--- What to do ---
The entries below contain pictures. Retype everything except those pictures, exactly as given.

● ● ● ● ●

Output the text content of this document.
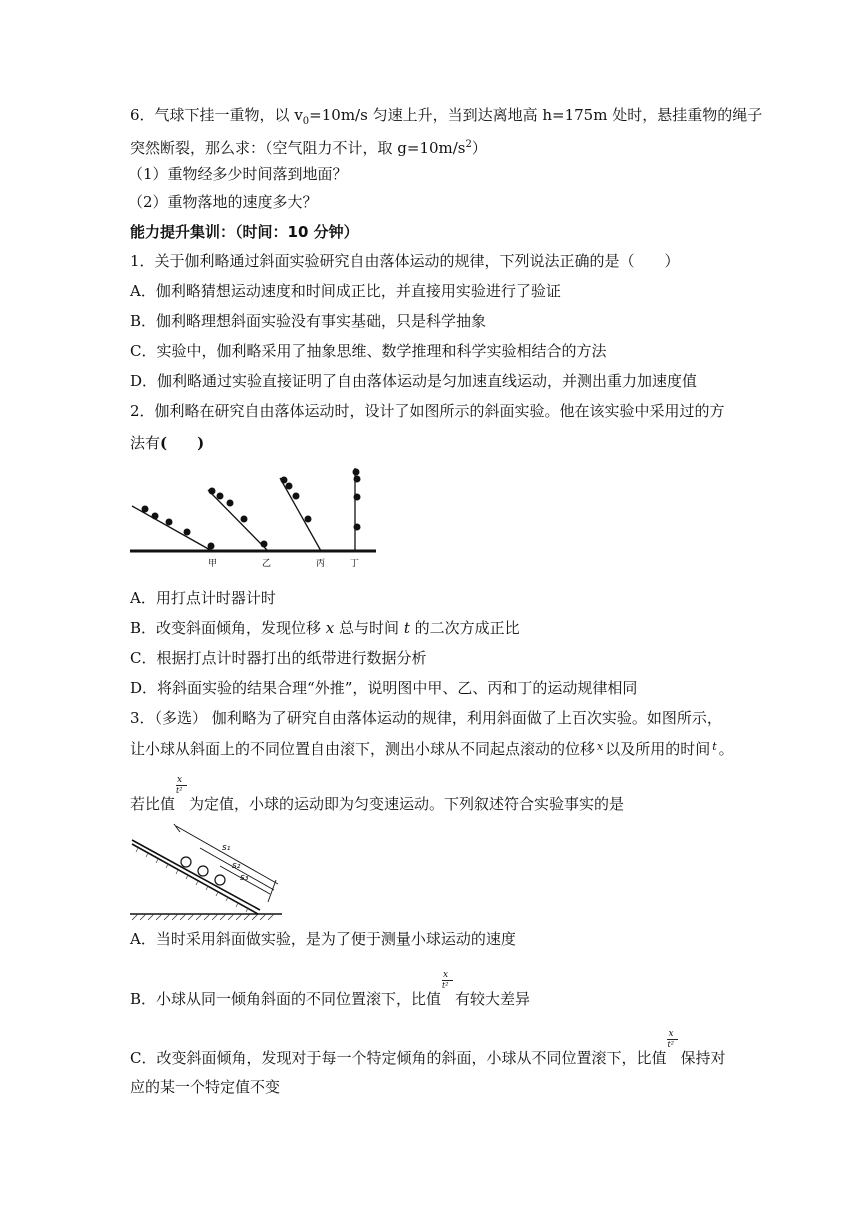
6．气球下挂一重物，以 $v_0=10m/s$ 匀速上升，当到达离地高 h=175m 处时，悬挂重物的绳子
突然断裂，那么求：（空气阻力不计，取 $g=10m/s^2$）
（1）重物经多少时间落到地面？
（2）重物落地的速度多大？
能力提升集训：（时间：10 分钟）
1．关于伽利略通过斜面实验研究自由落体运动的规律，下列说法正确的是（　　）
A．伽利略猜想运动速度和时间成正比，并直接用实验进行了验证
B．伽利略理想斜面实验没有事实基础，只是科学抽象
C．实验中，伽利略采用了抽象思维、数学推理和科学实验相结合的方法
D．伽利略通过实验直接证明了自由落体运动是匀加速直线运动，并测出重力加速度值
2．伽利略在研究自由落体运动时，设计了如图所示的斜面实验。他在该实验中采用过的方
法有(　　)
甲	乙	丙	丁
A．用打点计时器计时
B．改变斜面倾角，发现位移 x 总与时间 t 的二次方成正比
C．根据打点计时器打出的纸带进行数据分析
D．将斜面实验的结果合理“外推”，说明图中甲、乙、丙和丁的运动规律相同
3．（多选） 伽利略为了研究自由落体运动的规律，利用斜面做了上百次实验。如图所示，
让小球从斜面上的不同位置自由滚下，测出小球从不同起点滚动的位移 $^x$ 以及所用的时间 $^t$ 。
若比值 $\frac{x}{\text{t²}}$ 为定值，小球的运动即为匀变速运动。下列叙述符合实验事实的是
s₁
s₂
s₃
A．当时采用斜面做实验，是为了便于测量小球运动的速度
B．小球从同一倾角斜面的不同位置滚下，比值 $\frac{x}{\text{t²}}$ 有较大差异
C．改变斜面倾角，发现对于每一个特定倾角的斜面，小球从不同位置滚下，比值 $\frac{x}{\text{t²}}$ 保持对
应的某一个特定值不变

● ● ● ● ●

--- Solution to the problem ---
Output the text content of this document.
6．气球下挂一重物，以 $v_0=10m/s$ 匀速上升，当到达离地高 h=175m 处时，悬挂重物的绳子
突然断裂，那么求：（空气阻力不计，取 $g=10m/s^2$）
（1）重物经多少时间落到地面？
（2）重物落地的速度多大？
能力提升集训：（时间：10 分钟）
1．关于伽利略通过斜面实验研究自由落体运动的规律，下列说法正确的是（　　）
A．伽利略猜想运动速度和时间成正比，并直接用实验进行了验证
B．伽利略理想斜面实验没有事实基础，只是科学抽象
C．实验中，伽利略采用了抽象思维、数学推理和科学实验相结合的方法
D．伽利略通过实验直接证明了自由落体运动是匀加速直线运动，并测出重力加速度值
2．伽利略在研究自由落体运动时，设计了如图所示的斜面实验。他在该实验中采用过的方
法有(　　)
甲	乙	丙	丁
A．用打点计时器计时
B．改变斜面倾角，发现位移 x 总与时间 t 的二次方成正比
C．根据打点计时器打出的纸带进行数据分析
D．将斜面实验的结果合理“外推”，说明图中甲、乙、丙和丁的运动规律相同
3．（多选） 伽利略为了研究自由落体运动的规律，利用斜面做了上百次实验。如图所示，
让小球从斜面上的不同位置自由滚下，测出小球从不同起点滚动的位移 $^x$ 以及所用的时间 $^t$ 。
若比值 $\frac{x}{\text{t²}}$ 为定值，小球的运动即为匀变速运动。下列叙述符合实验事实的是
s₁
s₂
s₃
A．当时采用斜面做实验，是为了便于测量小球运动的速度
B．小球从同一倾角斜面的不同位置滚下，比值 $\frac{x}{\text{t²}}$ 有较大差异
C．改变斜面倾角，发现对于每一个特定倾角的斜面，小球从不同位置滚下，比值 $\frac{x}{\text{t²}}$ 保持对
应的某一个特定值不变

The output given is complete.